GOAL:
Output all of the records exactly as written.

[Dataset records]
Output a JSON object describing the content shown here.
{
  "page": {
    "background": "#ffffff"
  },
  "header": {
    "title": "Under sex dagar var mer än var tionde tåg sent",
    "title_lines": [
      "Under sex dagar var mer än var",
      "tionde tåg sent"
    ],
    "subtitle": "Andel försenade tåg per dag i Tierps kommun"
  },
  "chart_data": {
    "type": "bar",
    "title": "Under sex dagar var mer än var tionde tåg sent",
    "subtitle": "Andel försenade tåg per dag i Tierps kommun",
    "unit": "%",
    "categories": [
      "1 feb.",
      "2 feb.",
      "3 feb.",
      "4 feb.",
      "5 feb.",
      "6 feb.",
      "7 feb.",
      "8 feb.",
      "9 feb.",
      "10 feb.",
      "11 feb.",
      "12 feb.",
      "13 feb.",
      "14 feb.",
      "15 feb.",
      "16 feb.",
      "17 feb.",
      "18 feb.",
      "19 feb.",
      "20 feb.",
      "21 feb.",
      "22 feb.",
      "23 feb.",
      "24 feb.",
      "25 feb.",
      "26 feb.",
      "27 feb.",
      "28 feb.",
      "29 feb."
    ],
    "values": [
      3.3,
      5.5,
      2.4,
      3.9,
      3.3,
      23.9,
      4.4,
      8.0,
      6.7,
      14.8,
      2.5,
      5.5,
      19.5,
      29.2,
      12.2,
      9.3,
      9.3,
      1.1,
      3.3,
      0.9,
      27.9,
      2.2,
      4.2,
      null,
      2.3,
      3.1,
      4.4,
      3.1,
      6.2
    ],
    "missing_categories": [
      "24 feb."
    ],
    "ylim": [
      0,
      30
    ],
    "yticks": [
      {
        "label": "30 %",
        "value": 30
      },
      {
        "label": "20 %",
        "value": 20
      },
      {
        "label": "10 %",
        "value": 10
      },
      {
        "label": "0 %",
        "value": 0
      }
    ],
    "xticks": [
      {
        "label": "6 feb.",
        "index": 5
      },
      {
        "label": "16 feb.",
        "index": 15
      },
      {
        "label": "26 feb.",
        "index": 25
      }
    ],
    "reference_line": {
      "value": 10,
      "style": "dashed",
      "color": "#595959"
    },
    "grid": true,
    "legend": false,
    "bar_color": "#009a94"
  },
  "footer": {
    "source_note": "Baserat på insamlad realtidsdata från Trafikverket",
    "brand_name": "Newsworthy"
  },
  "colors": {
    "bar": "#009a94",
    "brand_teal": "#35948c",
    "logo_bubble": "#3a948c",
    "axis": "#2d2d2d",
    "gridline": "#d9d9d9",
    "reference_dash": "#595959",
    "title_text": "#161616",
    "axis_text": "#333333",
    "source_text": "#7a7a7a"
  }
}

THE ANSWER:
Output a JSON object describing the content shown here.
{
  "page": {
    "background": "#ffffff"
  },
  "header": {
    "title": "Under sex dagar var mer än var tionde tåg sent",
    "title_lines": [
      "Under sex dagar var mer än var",
      "tionde tåg sent"
    ],
    "subtitle": "Andel försenade tåg per dag i Tierps kommun"
  },
  "chart_data": {
    "type": "bar",
    "title": "Under sex dagar var mer än var tionde tåg sent",
    "subtitle": "Andel försenade tåg per dag i Tierps kommun",
    "unit": "%",
    "categories": [
      "1 feb.",
      "2 feb.",
      "3 feb.",
      "4 feb.",
      "5 feb.",
      "6 feb.",
      "7 feb.",
      "8 feb.",
      "9 feb.",
      "10 feb.",
      "11 feb.",
      "12 feb.",
      "13 feb.",
      "14 feb.",
      "15 feb.",
      "16 feb.",
      "17 feb.",
      "18 feb.",
      "19 feb.",
      "20 feb.",
      "21 feb.",
      "22 feb.",
      "23 feb.",
      "24 feb.",
      "25 feb.",
      "26 feb.",
      "27 feb.",
      "28 feb.",
      "29 feb."
    ],
    "values": [
      3.3,
      5.5,
      2.4,
      3.9,
      3.3,
      23.9,
      4.4,
      8.0,
      6.7,
      14.8,
      2.5,
      5.5,
      19.5,
      29.2,
      12.2,
      9.3,
      9.3,
      1.1,
      3.3,
      0.9,
      27.9,
      2.2,
      4.2,
      null,
      2.3,
      3.1,
      4.4,
      3.1,
      6.2
    ],
    "missing_categories": [
      "24 feb."
    ],
    "ylim": [
      0,
      30
    ],
    "yticks": [
      {
        "label": "30 %",
        "value": 30
      },
      {
        "label": "20 %",
        "value": 20
      },
      {
        "label": "10 %",
        "value": 10
      },
      {
        "label": "0 %",
        "value": 0
      }
    ],
    "xticks": [
      {
        "label": "6 feb.",
        "index": 5
      },
      {
        "label": "16 feb.",
        "index": 15
      },
      {
        "label": "26 feb.",
        "index": 25
      }
    ],
    "reference_line": {
      "value": 10,
      "style": "dashed",
      "color": "#595959"
    },
    "grid": true,
    "legend": false,
    "bar_color": "#009a94"
  },
  "footer": {
    "source_note": "Baserat på insamlad realtidsdata från Trafikverket",
    "brand_name": "Newsworthy"
  },
  "colors": {
    "bar": "#009a94",
    "brand_teal": "#35948c",
    "logo_bubble": "#3a948c",
    "axis": "#2d2d2d",
    "gridline": "#d9d9d9",
    "reference_dash": "#595959",
    "title_text": "#161616",
    "axis_text": "#333333",
    "source_text": "#7a7a7a"
  }
}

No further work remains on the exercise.